CHALLENGE:
Could you transcribe the material below exactly, without leaving out a single line?

* * * * *

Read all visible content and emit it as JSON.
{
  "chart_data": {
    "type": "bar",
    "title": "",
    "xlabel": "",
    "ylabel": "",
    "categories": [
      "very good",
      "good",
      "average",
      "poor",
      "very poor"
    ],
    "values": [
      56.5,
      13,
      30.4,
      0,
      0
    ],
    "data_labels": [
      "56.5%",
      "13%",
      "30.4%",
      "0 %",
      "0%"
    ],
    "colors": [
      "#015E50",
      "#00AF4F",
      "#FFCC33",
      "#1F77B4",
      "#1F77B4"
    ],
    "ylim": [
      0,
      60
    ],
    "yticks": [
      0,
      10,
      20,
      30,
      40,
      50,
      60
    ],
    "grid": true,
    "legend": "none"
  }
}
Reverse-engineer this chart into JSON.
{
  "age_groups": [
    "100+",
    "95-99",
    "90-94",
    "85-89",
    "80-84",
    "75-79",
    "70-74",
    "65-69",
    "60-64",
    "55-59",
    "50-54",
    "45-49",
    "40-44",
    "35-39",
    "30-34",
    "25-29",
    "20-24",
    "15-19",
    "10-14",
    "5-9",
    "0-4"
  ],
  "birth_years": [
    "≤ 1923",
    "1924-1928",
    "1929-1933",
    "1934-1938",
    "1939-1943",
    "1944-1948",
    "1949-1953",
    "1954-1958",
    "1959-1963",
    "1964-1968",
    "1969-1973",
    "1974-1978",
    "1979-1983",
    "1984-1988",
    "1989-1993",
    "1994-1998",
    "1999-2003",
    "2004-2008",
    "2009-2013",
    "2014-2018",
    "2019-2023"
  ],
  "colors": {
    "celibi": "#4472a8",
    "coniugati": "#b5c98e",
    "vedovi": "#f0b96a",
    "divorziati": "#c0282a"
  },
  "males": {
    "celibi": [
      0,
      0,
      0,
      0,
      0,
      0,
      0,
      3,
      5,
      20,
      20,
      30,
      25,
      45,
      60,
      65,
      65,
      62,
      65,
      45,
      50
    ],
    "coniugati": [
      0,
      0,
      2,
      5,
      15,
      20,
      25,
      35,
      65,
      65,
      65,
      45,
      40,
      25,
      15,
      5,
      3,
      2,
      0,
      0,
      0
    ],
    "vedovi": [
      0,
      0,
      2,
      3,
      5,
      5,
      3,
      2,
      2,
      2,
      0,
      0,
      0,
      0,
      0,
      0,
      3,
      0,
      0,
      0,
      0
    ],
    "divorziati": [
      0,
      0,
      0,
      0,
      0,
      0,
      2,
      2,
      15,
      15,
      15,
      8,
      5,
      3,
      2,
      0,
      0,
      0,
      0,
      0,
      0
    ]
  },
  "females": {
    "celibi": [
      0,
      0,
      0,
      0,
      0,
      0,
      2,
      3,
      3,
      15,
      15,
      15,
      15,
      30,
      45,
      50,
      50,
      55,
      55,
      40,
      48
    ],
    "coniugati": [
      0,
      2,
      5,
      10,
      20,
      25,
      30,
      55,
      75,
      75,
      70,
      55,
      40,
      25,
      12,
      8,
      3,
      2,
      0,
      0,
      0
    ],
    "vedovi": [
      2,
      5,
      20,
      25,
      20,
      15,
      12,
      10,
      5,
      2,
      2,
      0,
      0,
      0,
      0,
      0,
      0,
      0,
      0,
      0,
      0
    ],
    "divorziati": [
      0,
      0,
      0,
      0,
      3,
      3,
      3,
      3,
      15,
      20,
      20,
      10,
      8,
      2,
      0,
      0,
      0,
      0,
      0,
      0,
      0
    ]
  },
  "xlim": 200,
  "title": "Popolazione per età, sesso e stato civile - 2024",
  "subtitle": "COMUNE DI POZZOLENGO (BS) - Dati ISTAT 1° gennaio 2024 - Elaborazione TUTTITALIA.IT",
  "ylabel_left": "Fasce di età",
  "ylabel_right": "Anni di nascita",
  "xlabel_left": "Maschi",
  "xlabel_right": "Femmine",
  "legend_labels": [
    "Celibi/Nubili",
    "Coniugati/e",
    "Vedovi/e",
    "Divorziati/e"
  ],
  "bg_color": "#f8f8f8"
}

* * * * *

COMPLETE OUTPUT:
Read all visible content and emit it as JSON.
{
  "chart_data": {
    "type": "bar",
    "title": "",
    "xlabel": "",
    "ylabel": "",
    "categories": [
      "very good",
      "good",
      "average",
      "poor",
      "very poor"
    ],
    "values": [
      56.5,
      13,
      30.4,
      0,
      0
    ],
    "data_labels": [
      "56.5%",
      "13%",
      "30.4%",
      "0 %",
      "0%"
    ],
    "colors": [
      "#015E50",
      "#00AF4F",
      "#FFCC33",
      "#1F77B4",
      "#1F77B4"
    ],
    "ylim": [
      0,
      60
    ],
    "yticks": [
      0,
      10,
      20,
      30,
      40,
      50,
      60
    ],
    "grid": true,
    "legend": "none"
  }
}
Reverse-engineer this chart into JSON.
{
  "age_groups": [
    "100+",
    "95-99",
    "90-94",
    "85-89",
    "80-84",
    "75-79",
    "70-74",
    "65-69",
    "60-64",
    "55-59",
    "50-54",
    "45-49",
    "40-44",
    "35-39",
    "30-34",
    "25-29",
    "20-24",
    "15-19",
    "10-14",
    "5-9",
    "0-4"
  ],
  "birth_years": [
    "≤ 1923",
    "1924-1928",
    "1929-1933",
    "1934-1938",
    "1939-1943",
    "1944-1948",
    "1949-1953",
    "1954-1958",
    "1959-1963",
    "1964-1968",
    "1969-1973",
    "1974-1978",
    "1979-1983",
    "1984-1988",
    "1989-1993",
    "1994-1998",
    "1999-2003",
    "2004-2008",
    "2009-2013",
    "2014-2018",
    "2019-2023"
  ],
  "colors": {
    "celibi": "#4472a8",
    "coniugati": "#b5c98e",
    "vedovi": "#f0b96a",
    "divorziati": "#c0282a"
  },
  "males": {
    "celibi": [
      0,
      0,
      0,
      0,
      0,
      0,
      0,
      3,
      5,
      20,
      20,
      30,
      25,
      45,
      60,
      65,
      65,
      62,
      65,
      45,
      50
    ],
    "coniugati": [
      0,
      0,
      2,
      5,
      15,
      20,
      25,
      35,
      65,
      65,
      65,
      45,
      40,
      25,
      15,
      5,
      3,
      2,
      0,
      0,
      0
    ],
    "vedovi": [
      0,
      0,
      2,
      3,
      5,
      5,
      3,
      2,
      2,
      2,
      0,
      0,
      0,
      0,
      0,
      0,
      3,
      0,
      0,
      0,
      0
    ],
    "divorziati": [
      0,
      0,
      0,
      0,
      0,
      0,
      2,
      2,
      15,
      15,
      15,
      8,
      5,
      3,
      2,
      0,
      0,
      0,
      0,
      0,
      0
    ]
  },
  "females": {
    "celibi": [
      0,
      0,
      0,
      0,
      0,
      0,
      2,
      3,
      3,
      15,
      15,
      15,
      15,
      30,
      45,
      50,
      50,
      55,
      55,
      40,
      48
    ],
    "coniugati": [
      0,
      2,
      5,
      10,
      20,
      25,
      30,
      55,
      75,
      75,
      70,
      55,
      40,
      25,
      12,
      8,
      3,
      2,
      0,
      0,
      0
    ],
    "vedovi": [
      2,
      5,
      20,
      25,
      20,
      15,
      12,
      10,
      5,
      2,
      2,
      0,
      0,
      0,
      0,
      0,
      0,
      0,
      0,
      0,
      0
    ],
    "divorziati": [
      0,
      0,
      0,
      0,
      3,
      3,
      3,
      3,
      15,
      20,
      20,
      10,
      8,
      2,
      0,
      0,
      0,
      0,
      0,
      0,
      0
    ]
  },
  "xlim": 200,
  "title": "Popolazione per età, sesso e stato civile - 2024",
  "subtitle": "COMUNE DI POZZOLENGO (BS) - Dati ISTAT 1° gennaio 2024 - Elaborazione TUTTITALIA.IT",
  "ylabel_left": "Fasce di età",
  "ylabel_right": "Anni di nascita",
  "xlabel_left": "Maschi",
  "xlabel_right": "Femmine",
  "legend_labels": [
    "Celibi/Nubili",
    "Coniugati/e",
    "Vedovi/e",
    "Divorziati/e"
  ],
  "bg_color": "#f8f8f8"
}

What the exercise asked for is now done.